- [Excerpted text]:
Former White House Communications Director Heads To Fox

Hope Hicks jumps from one pro-Trump venue to another.

F0rmer White House Communications Director Hope Hicks is taking a new job as Communications Director for the corporate parent of Fox News Channel:

The Murdoch family, in the throes of reshaping its media empire, is bringing on a lieutenant with experience in chaotic environments: President Trump’s former communications director, Hope Hicks.

Starting next year, Ms. Hicks, one of the most recognizable alumni of Mr. Trump’s White House, will become the chief communications officer of Fox, the new entity to be spun out of the Walt Disney Company’s acquisition of most of 21st Century Fox.

She plans to move to Los Angeles in connection with her new job. A native of Greenwich, Conn., she had been living in Manhattan since leaving the White House this year.

Ms. Hicks, 29, was an obscure public relations aide with zero political experience when Mr. Trump plucked her from his family business in 2015 to serve as press secretary for his nascent presidential bid. What followed was a remarkable ascent, as Ms. Hicks weathered staff shake-ups and a knives-out office environment to become the closest aide to the most powerful man in the world.

- [Extracted material]:
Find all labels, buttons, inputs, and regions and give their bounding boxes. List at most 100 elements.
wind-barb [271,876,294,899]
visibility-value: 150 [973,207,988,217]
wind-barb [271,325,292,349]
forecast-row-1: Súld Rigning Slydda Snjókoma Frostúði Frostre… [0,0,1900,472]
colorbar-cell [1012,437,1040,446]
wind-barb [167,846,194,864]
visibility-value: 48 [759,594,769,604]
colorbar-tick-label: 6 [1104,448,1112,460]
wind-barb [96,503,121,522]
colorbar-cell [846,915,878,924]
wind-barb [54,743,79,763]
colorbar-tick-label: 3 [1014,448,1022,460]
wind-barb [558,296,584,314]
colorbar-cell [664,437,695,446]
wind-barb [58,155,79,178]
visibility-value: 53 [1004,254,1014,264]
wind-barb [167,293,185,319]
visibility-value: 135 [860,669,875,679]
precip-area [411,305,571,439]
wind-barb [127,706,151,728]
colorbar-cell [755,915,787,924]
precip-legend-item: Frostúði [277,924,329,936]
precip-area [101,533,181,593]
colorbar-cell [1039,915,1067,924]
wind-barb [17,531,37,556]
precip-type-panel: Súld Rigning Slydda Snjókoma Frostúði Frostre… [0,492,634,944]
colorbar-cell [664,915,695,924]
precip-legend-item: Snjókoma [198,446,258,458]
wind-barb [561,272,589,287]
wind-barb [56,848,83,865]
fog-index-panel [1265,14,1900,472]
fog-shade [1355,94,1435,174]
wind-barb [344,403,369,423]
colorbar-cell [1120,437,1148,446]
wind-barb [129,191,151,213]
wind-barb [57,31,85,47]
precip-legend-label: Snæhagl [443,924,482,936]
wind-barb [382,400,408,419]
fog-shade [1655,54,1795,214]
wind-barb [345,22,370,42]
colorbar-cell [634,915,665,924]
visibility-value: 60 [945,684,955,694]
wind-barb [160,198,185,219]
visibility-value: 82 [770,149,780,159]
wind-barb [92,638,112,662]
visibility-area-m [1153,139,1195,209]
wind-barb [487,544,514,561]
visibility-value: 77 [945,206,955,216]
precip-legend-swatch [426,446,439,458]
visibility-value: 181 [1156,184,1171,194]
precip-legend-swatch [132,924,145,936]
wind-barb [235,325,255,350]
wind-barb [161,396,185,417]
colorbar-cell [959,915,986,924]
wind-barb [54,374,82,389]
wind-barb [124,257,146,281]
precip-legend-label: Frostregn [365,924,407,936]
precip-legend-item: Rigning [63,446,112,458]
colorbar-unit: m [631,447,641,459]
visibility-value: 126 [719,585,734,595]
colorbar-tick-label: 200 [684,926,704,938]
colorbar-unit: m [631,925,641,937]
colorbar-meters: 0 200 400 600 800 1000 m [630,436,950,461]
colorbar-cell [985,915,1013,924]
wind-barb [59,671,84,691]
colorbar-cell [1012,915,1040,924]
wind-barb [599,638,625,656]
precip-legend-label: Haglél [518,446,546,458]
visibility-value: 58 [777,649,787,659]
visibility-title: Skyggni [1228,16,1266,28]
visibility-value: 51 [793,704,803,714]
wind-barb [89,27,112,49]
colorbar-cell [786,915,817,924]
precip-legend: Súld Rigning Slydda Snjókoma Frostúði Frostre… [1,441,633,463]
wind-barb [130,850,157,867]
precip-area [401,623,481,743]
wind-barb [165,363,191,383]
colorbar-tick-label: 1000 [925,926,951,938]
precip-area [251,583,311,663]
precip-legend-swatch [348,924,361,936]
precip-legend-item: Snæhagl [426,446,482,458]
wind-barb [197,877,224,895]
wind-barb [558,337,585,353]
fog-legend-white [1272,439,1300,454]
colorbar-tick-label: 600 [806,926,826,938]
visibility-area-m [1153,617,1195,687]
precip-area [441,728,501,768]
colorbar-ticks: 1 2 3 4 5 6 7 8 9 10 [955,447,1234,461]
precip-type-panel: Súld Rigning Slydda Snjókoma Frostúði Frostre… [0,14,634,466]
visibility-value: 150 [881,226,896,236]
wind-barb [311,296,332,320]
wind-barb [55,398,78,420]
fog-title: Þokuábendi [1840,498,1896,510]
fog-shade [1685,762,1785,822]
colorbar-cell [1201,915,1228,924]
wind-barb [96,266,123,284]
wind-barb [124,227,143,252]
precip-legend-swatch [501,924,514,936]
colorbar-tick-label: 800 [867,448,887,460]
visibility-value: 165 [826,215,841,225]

- [What to work on]:
(A) Name every company mentioned in the article about Hope Hicks.
(B) Answer these questions from the Hope Hicks article:
(i) How old is Hicks?
(ii) To which city does she plan to move for her new job?
(iii) In what year did Trump bring her from his family business to his presidential campaign?
(C) Continue the article about Hope Hicks from its last sentence.

- [Results]:
(A)
Fox News Channel
Fox
the Walt Disney Company
21st Century Fox

(B)
(i) 29
(ii) Los Angeles
(iii) 2015

(C)
Her new role also signals the ambitions of Lachlan Murdoch, the elder son of the mogul Rupert Murdoch, as he prepares to lead the next version of his family’s empire.

The reconstituted Fox corporation includes Fox Business, Fox Sports and a national broadcast network. But its central asset is Fox News, the highly profitable cable network with close ties to the Trump administration. The channel’s prime-time stars are relentless boosters of Mr. Trump, and its former co-president, Bill Shine, became Mr. Trump’s deputy chief of staff for communications in July.

The addition of Ms. Hicks to Lachlan Murdoch’s core management team offers him another boost in replicating his father’s influence at the upper echelons of government.

In the West Wing, Ms. Hicks was seen by many journalists and network executives as a key point of contact, able to channel the thinking of her tempestuous boss and single-handedly wrangle time for interviews with Mr. Trump in the Oval Office.

In addition to her A-list contacts in the news media, Ms. Hicks has a track record of working well with heirs to dynastic families — a desirable trait for the Murdoch clan, whose financial and personal lives play out in the public eye.

(…)

A former model and college lacrosse star, Ms. Hicks cut her teeth in public relations at Hiltzik Strategies, the high-powered New York communications firm. She worked there with Joshua Raffel, who also ended up in the Trump administration and recently landed his own post-White House job, handling communications for the e-cigarette giant Juul.

Ms. Hicks’s White House tenure was not without controversy. Her role in a statement by Donald Trump Jr., about a 2016 meeting with Russian operatives at Trump Tower, attracted attention from federal investigators, and she testified for eight hours before the House Intelligence Committee shortly before leaving the West Wing.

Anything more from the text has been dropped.